## [WHAT TO WORK ON]
Omit all pictures. Copy the rest of the material exactly.

──────

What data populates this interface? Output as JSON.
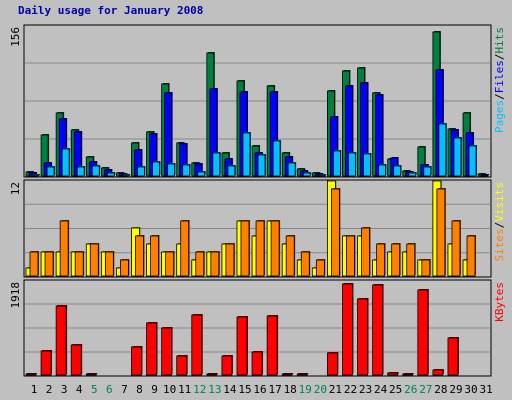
{
  "title": "Daily usage for January 2008",
  "chart_data": {
    "type": "bar",
    "days": [
      "1",
      "2",
      "3",
      "4",
      "5",
      "6",
      "7",
      "8",
      "9",
      "10",
      "11",
      "12",
      "13",
      "14",
      "15",
      "16",
      "17",
      "18",
      "19",
      "20",
      "21",
      "22",
      "23",
      "24",
      "25",
      "26",
      "27",
      "28",
      "29",
      "30",
      "31"
    ],
    "weekend_days": [
      "5",
      "6",
      "12",
      "13",
      "19",
      "20",
      "26",
      "27"
    ],
    "colors": {
      "hits": "#008040",
      "files": "#0000ff",
      "pages": "#00c0ff",
      "visits": "#ffff00",
      "sites": "#ff8000",
      "kbytes": "#ff0000",
      "day_label": "#000000",
      "weekend_label": "#00805c"
    },
    "panels": [
      {
        "name": "top",
        "axis_max_label": "156",
        "ylim": [
          0,
          156
        ],
        "legend": [
          "Pages",
          "Files",
          "Hits"
        ],
        "series": [
          {
            "name": "Hits",
            "color": "#008040",
            "values": [
              4,
              43,
              66,
              48,
              20,
              8,
              3,
              34,
              46,
              96,
              34,
              14,
              128,
              24,
              99,
              31,
              94,
              24,
              7,
              3,
              88,
              109,
              112,
              86,
              18,
              5,
              30,
              150,
              49,
              66,
              2
            ]
          },
          {
            "name": "Files",
            "color": "#0000ff",
            "values": [
              3,
              14,
              59,
              46,
              15,
              6,
              2,
              27,
              44,
              86,
              33,
              12,
              90,
              18,
              87,
              24,
              87,
              20,
              5,
              2,
              61,
              94,
              97,
              84,
              19,
              4,
              11,
              110,
              48,
              45,
              1
            ]
          },
          {
            "name": "Pages",
            "color": "#00c0ff",
            "values": [
              1,
              9,
              28,
              9,
              10,
              3,
              1,
              9,
              15,
              12,
              11,
              4,
              24,
              10,
              45,
              22,
              36,
              14,
              3,
              1,
              26,
              24,
              23,
              11,
              10,
              3,
              9,
              54,
              40,
              31,
              0
            ]
          }
        ]
      },
      {
        "name": "middle",
        "axis_max_label": "12",
        "ylim": [
          0,
          12
        ],
        "legend": [
          "Sites",
          "/",
          "Visits"
        ],
        "series": [
          {
            "name": "Visits",
            "color": "#ffff00",
            "values": [
              1,
              3,
              3,
              3,
              4,
              3,
              1,
              6,
              4,
              3,
              4,
              2,
              3,
              4,
              7,
              5,
              7,
              4,
              2,
              1,
              12,
              5,
              5,
              2,
              3,
              3,
              2,
              12,
              4,
              2,
              0
            ]
          },
          {
            "name": "Sites",
            "color": "#ff8000",
            "values": [
              3,
              3,
              7,
              3,
              4,
              3,
              2,
              5,
              5,
              3,
              7,
              3,
              3,
              4,
              7,
              7,
              7,
              5,
              3,
              2,
              11,
              5,
              6,
              4,
              4,
              4,
              2,
              11,
              7,
              5,
              0
            ]
          }
        ]
      },
      {
        "name": "bottom",
        "axis_max_label": "1918",
        "ylim": [
          0,
          1918
        ],
        "legend": [
          "KBytes"
        ],
        "series": [
          {
            "name": "KBytes",
            "color": "#ff0000",
            "values": [
              25,
              480,
              1400,
              620,
              30,
              10,
              8,
              580,
              1065,
              953,
              396,
              1229,
              30,
              384,
              1174,
              461,
              1212,
              26,
              22,
              4,
              448,
              1864,
              1546,
              1838,
              34,
              15,
              1735,
              110,
              762,
              0,
              0
            ]
          }
        ]
      }
    ]
  }
}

──────

## [SOLUTION TO THIS PROBLEM]
What data populates this interface? Output as JSON.
{
  "title": "Daily usage for January 2008",
  "chart_data": {
    "type": "bar",
    "days": [
      "1",
      "2",
      "3",
      "4",
      "5",
      "6",
      "7",
      "8",
      "9",
      "10",
      "11",
      "12",
      "13",
      "14",
      "15",
      "16",
      "17",
      "18",
      "19",
      "20",
      "21",
      "22",
      "23",
      "24",
      "25",
      "26",
      "27",
      "28",
      "29",
      "30",
      "31"
    ],
    "weekend_days": [
      "5",
      "6",
      "12",
      "13",
      "19",
      "20",
      "26",
      "27"
    ],
    "colors": {
      "hits": "#008040",
      "files": "#0000ff",
      "pages": "#00c0ff",
      "visits": "#ffff00",
      "sites": "#ff8000",
      "kbytes": "#ff0000",
      "day_label": "#000000",
      "weekend_label": "#00805c"
    },
    "panels": [
      {
        "name": "top",
        "axis_max_label": "156",
        "ylim": [
          0,
          156
        ],
        "legend": [
          "Pages",
          "Files",
          "Hits"
        ],
        "series": [
          {
            "name": "Hits",
            "color": "#008040",
            "values": [
              4,
              43,
              66,
              48,
              20,
              8,
              3,
              34,
              46,
              96,
              34,
              14,
              128,
              24,
              99,
              31,
              94,
              24,
              7,
              3,
              88,
              109,
              112,
              86,
              18,
              5,
              30,
              150,
              49,
              66,
              2
            ]
          },
          {
            "name": "Files",
            "color": "#0000ff",
            "values": [
              3,
              14,
              59,
              46,
              15,
              6,
              2,
              27,
              44,
              86,
              33,
              12,
              90,
              18,
              87,
              24,
              87,
              20,
              5,
              2,
              61,
              94,
              97,
              84,
              19,
              4,
              11,
              110,
              48,
              45,
              1
            ]
          },
          {
            "name": "Pages",
            "color": "#00c0ff",
            "values": [
              1,
              9,
              28,
              9,
              10,
              3,
              1,
              9,
              15,
              12,
              11,
              4,
              24,
              10,
              45,
              22,
              36,
              14,
              3,
              1,
              26,
              24,
              23,
              11,
              10,
              3,
              9,
              54,
              40,
              31,
              0
            ]
          }
        ]
      },
      {
        "name": "middle",
        "axis_max_label": "12",
        "ylim": [
          0,
          12
        ],
        "legend": [
          "Sites",
          "/",
          "Visits"
        ],
        "series": [
          {
            "name": "Visits",
            "color": "#ffff00",
            "values": [
              1,
              3,
              3,
              3,
              4,
              3,
              1,
              6,
              4,
              3,
              4,
              2,
              3,
              4,
              7,
              5,
              7,
              4,
              2,
              1,
              12,
              5,
              5,
              2,
              3,
              3,
              2,
              12,
              4,
              2,
              0
            ]
          },
          {
            "name": "Sites",
            "color": "#ff8000",
            "values": [
              3,
              3,
              7,
              3,
              4,
              3,
              2,
              5,
              5,
              3,
              7,
              3,
              3,
              4,
              7,
              7,
              7,
              5,
              3,
              2,
              11,
              5,
              6,
              4,
              4,
              4,
              2,
              11,
              7,
              5,
              0
            ]
          }
        ]
      },
      {
        "name": "bottom",
        "axis_max_label": "1918",
        "ylim": [
          0,
          1918
        ],
        "legend": [
          "KBytes"
        ],
        "series": [
          {
            "name": "KBytes",
            "color": "#ff0000",
            "values": [
              25,
              480,
              1400,
              620,
              30,
              10,
              8,
              580,
              1065,
              953,
              396,
              1229,
              30,
              384,
              1174,
              461,
              1212,
              26,
              22,
              4,
              448,
              1864,
              1546,
              1838,
              34,
              15,
              1735,
              110,
              762,
              0,
              0
            ]
          }
        ]
      }
    ]
  }
}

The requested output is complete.